Stored data:
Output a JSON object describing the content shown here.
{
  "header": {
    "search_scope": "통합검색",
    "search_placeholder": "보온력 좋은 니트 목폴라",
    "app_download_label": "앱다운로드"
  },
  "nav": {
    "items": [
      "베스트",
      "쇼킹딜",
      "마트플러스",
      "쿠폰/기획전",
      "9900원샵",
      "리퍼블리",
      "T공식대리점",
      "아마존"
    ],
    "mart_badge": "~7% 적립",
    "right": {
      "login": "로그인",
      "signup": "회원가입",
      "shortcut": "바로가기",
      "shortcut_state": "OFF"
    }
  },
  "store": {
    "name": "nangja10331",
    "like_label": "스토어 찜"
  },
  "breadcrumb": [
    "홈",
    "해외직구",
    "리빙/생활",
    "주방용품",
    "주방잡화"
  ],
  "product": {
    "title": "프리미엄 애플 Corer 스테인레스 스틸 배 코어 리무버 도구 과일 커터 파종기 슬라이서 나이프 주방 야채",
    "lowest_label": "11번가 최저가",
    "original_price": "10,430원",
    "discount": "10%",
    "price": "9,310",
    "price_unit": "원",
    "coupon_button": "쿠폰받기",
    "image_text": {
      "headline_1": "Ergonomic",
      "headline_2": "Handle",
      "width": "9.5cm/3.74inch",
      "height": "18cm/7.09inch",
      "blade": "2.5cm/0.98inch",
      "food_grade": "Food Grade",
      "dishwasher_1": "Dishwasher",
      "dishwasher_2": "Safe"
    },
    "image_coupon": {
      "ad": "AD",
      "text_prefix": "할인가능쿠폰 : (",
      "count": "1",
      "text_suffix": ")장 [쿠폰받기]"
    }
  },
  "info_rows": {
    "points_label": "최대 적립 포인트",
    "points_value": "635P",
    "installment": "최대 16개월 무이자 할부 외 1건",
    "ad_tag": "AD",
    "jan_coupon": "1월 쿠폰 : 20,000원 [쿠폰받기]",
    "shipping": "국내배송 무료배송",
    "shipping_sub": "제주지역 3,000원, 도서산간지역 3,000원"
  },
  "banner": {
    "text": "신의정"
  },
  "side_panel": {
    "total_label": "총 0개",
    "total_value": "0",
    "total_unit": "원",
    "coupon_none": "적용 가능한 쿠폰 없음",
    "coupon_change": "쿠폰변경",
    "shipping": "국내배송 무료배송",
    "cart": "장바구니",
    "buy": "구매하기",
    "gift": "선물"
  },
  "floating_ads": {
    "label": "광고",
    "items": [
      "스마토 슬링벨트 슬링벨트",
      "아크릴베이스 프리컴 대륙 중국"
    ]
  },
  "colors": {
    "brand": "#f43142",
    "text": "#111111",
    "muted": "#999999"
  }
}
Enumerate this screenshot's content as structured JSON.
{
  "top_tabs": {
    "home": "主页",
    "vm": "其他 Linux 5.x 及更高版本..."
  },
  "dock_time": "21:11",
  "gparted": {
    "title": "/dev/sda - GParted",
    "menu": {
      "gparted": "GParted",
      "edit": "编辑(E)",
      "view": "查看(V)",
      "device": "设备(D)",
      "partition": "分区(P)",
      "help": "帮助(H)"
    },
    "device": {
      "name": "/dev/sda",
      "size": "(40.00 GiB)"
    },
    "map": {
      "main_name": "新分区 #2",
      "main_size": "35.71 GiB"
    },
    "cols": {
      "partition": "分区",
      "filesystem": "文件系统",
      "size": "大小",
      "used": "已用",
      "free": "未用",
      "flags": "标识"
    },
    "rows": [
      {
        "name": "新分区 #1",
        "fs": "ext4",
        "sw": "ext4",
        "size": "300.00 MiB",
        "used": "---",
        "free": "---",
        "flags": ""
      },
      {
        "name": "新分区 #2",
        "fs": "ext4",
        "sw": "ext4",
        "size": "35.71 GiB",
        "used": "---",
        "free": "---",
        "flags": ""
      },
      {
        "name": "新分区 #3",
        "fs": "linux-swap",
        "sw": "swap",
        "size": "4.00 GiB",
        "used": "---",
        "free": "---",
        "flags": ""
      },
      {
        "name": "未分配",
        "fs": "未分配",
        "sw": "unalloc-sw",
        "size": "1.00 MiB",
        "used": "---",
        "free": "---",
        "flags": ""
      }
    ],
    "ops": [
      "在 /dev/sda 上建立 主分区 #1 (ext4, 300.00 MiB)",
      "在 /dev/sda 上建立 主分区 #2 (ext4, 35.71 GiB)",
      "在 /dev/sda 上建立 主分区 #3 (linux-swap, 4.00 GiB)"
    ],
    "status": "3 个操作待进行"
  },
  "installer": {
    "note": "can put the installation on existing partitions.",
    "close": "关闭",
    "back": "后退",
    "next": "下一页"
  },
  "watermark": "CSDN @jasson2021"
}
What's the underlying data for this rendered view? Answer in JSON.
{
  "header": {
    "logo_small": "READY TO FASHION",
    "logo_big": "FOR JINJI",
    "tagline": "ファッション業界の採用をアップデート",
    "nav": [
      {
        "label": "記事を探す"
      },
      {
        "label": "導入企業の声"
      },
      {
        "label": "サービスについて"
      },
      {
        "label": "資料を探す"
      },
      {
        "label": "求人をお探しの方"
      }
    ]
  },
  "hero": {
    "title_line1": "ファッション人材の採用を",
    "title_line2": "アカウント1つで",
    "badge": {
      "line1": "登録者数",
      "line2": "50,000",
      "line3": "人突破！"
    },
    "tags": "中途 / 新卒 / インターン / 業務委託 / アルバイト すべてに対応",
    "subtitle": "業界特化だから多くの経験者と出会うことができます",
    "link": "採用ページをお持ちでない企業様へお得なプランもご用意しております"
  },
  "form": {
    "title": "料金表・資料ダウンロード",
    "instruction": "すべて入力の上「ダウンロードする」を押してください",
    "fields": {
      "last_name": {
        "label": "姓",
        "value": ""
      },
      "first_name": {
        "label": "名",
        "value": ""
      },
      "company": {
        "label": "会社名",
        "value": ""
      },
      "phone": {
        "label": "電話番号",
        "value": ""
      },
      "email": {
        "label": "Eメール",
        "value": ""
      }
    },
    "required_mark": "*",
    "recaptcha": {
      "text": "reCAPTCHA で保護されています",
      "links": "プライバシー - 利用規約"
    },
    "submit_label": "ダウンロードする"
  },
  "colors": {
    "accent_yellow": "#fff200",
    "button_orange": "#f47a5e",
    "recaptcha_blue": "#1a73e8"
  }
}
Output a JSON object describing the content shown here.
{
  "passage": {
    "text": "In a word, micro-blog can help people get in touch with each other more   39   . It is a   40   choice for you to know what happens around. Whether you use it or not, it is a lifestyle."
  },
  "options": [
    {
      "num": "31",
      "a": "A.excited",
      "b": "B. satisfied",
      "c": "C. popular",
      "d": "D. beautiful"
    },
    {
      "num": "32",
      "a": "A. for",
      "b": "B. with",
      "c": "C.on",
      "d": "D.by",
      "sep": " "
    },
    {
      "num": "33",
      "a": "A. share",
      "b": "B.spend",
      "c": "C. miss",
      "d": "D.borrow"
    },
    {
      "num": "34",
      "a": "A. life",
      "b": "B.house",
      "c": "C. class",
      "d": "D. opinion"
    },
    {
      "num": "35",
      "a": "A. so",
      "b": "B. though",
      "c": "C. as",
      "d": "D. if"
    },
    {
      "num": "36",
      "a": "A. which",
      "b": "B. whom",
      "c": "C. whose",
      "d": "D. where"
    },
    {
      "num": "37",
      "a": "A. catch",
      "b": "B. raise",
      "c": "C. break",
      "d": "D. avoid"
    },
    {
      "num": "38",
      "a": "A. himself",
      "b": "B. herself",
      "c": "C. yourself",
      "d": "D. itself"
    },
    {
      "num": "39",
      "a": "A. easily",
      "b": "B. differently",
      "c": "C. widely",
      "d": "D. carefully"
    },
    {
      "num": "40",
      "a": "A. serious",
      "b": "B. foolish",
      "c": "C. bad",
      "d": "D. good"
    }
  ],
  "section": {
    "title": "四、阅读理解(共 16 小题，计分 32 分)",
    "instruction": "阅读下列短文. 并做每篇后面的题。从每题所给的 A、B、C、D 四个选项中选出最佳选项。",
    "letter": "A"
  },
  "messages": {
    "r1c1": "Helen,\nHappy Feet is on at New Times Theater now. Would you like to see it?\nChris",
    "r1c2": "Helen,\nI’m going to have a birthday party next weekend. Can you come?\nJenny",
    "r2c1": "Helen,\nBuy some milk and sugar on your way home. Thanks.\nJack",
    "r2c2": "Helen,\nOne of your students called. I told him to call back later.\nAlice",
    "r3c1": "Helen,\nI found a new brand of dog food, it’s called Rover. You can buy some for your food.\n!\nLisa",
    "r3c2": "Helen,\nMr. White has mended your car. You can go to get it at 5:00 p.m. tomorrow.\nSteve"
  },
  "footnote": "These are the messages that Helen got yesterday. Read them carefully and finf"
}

▸ DO THIS
Pull out every line above that holds the word "view".

▸ FULL RESPONSE
      "view": "查看(V)",
What's the underlying data for this rendered view? Answer in JSON.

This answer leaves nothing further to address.